__Stored records__:
........

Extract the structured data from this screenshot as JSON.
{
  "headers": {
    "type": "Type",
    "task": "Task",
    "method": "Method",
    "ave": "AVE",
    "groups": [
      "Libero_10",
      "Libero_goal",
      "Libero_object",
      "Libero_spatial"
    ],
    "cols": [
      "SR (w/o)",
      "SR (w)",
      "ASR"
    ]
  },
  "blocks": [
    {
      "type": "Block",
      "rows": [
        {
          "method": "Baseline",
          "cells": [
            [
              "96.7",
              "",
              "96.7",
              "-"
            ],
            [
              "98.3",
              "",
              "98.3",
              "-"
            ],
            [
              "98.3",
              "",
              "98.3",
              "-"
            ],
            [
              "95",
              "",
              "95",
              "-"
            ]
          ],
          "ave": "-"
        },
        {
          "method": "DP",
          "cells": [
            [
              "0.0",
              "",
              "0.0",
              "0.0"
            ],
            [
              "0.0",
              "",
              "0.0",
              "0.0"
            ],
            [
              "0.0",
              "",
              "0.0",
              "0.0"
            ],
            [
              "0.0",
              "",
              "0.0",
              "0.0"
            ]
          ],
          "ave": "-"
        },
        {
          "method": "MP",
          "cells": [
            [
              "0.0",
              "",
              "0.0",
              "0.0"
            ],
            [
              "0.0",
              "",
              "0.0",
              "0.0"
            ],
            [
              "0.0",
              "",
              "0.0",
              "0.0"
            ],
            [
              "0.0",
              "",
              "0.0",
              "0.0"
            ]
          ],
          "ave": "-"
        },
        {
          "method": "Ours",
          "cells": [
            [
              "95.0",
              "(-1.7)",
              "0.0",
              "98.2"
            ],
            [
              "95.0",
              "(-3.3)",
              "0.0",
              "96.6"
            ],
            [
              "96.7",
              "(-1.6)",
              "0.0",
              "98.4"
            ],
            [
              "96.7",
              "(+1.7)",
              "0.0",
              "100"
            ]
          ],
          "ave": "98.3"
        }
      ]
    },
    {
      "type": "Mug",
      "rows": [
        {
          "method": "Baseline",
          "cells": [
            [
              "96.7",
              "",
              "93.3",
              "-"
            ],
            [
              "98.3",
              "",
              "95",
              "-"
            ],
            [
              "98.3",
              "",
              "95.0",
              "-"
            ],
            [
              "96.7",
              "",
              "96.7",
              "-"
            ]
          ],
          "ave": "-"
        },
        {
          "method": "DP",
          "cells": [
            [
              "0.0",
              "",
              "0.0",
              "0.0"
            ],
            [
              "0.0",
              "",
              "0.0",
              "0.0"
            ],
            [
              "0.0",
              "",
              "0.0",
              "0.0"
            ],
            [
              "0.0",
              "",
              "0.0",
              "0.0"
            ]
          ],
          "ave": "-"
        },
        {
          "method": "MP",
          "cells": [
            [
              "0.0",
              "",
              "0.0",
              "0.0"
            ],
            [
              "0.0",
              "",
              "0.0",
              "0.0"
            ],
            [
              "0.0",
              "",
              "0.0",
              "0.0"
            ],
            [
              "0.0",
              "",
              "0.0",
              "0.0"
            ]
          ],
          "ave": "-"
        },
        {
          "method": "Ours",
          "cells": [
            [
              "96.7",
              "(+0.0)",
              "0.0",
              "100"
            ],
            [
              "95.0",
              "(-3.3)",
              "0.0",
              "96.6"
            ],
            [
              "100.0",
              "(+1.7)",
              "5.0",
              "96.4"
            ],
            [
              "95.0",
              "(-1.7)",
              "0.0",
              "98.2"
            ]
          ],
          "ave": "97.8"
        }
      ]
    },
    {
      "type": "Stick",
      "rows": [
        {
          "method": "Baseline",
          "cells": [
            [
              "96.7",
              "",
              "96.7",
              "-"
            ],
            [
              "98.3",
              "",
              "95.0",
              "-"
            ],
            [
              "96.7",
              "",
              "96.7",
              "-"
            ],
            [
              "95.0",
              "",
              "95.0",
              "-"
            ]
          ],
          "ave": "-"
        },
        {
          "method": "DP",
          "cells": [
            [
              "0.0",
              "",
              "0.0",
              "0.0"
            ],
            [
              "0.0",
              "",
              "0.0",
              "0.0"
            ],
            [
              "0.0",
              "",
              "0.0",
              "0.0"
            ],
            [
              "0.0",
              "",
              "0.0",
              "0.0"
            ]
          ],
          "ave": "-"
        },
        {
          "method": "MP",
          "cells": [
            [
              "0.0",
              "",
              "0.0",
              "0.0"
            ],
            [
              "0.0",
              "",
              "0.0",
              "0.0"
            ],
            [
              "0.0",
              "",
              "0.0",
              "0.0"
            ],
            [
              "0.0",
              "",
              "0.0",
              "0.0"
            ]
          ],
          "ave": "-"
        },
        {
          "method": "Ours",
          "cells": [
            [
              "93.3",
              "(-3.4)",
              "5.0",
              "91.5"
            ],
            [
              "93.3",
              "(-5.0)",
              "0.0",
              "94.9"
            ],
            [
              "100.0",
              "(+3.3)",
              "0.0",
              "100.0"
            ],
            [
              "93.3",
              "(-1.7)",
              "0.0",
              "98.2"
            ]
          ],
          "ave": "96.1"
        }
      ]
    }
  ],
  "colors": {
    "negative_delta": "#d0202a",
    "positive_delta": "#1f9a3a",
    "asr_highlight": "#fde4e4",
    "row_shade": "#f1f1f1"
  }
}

........

__Problem to solve__: Quote all of the entries verbatim.

__Exercise answer__:
Extract the structured data from this screenshot as JSON.
{
  "headers": {
    "type": "Type",
    "task": "Task",
    "method": "Method",
    "ave": "AVE",
    "groups": [
      "Libero_10",
      "Libero_goal",
      "Libero_object",
      "Libero_spatial"
    ],
    "cols": [
      "SR (w/o)",
      "SR (w)",
      "ASR"
    ]
  },
  "blocks": [
    {
      "type": "Block",
      "rows": [
        {
          "method": "Baseline",
          "cells": [
            [
              "96.7",
              "",
              "96.7",
              "-"
            ],
            [
              "98.3",
              "",
              "98.3",
              "-"
            ],
            [
              "98.3",
              "",
              "98.3",
              "-"
            ],
            [
              "95",
              "",
              "95",
              "-"
            ]
          ],
          "ave": "-"
        },
        {
          "method": "DP",
          "cells": [
            [
              "0.0",
              "",
              "0.0",
              "0.0"
            ],
            [
              "0.0",
              "",
              "0.0",
              "0.0"
            ],
            [
              "0.0",
              "",
              "0.0",
              "0.0"
            ],
            [
              "0.0",
              "",
              "0.0",
              "0.0"
            ]
          ],
          "ave": "-"
        },
        {
          "method": "MP",
          "cells": [
            [
              "0.0",
              "",
              "0.0",
              "0.0"
            ],
            [
              "0.0",
              "",
              "0.0",
              "0.0"
            ],
            [
              "0.0",
              "",
              "0.0",
              "0.0"
            ],
            [
              "0.0",
              "",
              "0.0",
              "0.0"
            ]
          ],
          "ave": "-"
        },
        {
          "method": "Ours",
          "cells": [
            [
              "95.0",
              "(-1.7)",
              "0.0",
              "98.2"
            ],
            [
              "95.0",
              "(-3.3)",
              "0.0",
              "96.6"
            ],
            [
              "96.7",
              "(-1.6)",
              "0.0",
              "98.4"
            ],
            [
              "96.7",
              "(+1.7)",
              "0.0",
              "100"
            ]
          ],
          "ave": "98.3"
        }
      ]
    },
    {
      "type": "Mug",
      "rows": [
        {
          "method": "Baseline",
          "cells": [
            [
              "96.7",
              "",
              "93.3",
              "-"
            ],
            [
              "98.3",
              "",
              "95",
              "-"
            ],
            [
              "98.3",
              "",
              "95.0",
              "-"
            ],
            [
              "96.7",
              "",
              "96.7",
              "-"
            ]
          ],
          "ave": "-"
        },
        {
          "method": "DP",
          "cells": [
            [
              "0.0",
              "",
              "0.0",
              "0.0"
            ],
            [
              "0.0",
              "",
              "0.0",
              "0.0"
            ],
            [
              "0.0",
              "",
              "0.0",
              "0.0"
            ],
            [
              "0.0",
              "",
              "0.0",
              "0.0"
            ]
          ],
          "ave": "-"
        },
        {
          "method": "MP",
          "cells": [
            [
              "0.0",
              "",
              "0.0",
              "0.0"
            ],
            [
              "0.0",
              "",
              "0.0",
              "0.0"
            ],
            [
              "0.0",
              "",
              "0.0",
              "0.0"
            ],
            [
              "0.0",
              "",
              "0.0",
              "0.0"
            ]
          ],
          "ave": "-"
        },
        {
          "method": "Ours",
          "cells": [
            [
              "96.7",
              "(+0.0)",
              "0.0",
              "100"
            ],
            [
              "95.0",
              "(-3.3)",
              "0.0",
              "96.6"
            ],
            [
              "100.0",
              "(+1.7)",
              "5.0",
              "96.4"
            ],
            [
              "95.0",
              "(-1.7)",
              "0.0",
              "98.2"
            ]
          ],
          "ave": "97.8"
        }
      ]
    },
    {
      "type": "Stick",
      "rows": [
        {
          "method": "Baseline",
          "cells": [
            [
              "96.7",
              "",
              "96.7",
              "-"
            ],
            [
              "98.3",
              "",
              "95.0",
              "-"
            ],
            [
              "96.7",
              "",
              "96.7",
              "-"
            ],
            [
              "95.0",
              "",
              "95.0",
              "-"
            ]
          ],
          "ave": "-"
        },
        {
          "method": "DP",
          "cells": [
            [
              "0.0",
              "",
              "0.0",
              "0.0"
            ],
            [
              "0.0",
              "",
              "0.0",
              "0.0"
            ],
            [
              "0.0",
              "",
              "0.0",
              "0.0"
            ],
            [
              "0.0",
              "",
              "0.0",
              "0.0"
            ]
          ],
          "ave": "-"
        },
        {
          "method": "MP",
          "cells": [
            [
              "0.0",
              "",
              "0.0",
              "0.0"
            ],
            [
              "0.0",
              "",
              "0.0",
              "0.0"
            ],
            [
              "0.0",
              "",
              "0.0",
              "0.0"
            ],
            [
              "0.0",
              "",
              "0.0",
              "0.0"
            ]
          ],
          "ave": "-"
        },
        {
          "method": "Ours",
          "cells": [
            [
              "93.3",
              "(-3.4)",
              "5.0",
              "91.5"
            ],
            [
              "93.3",
              "(-5.0)",
              "0.0",
              "94.9"
            ],
            [
              "100.0",
              "(+3.3)",
              "0.0",
              "100.0"
            ],
            [
              "93.3",
              "(-1.7)",
              "0.0",
              "98.2"
            ]
          ],
          "ave": "96.1"
        }
      ]
    }
  ],
  "colors": {
    "negative_delta": "#d0202a",
    "positive_delta": "#1f9a3a",
    "asr_highlight": "#fde4e4",
    "row_shade": "#f1f1f1"
  }
}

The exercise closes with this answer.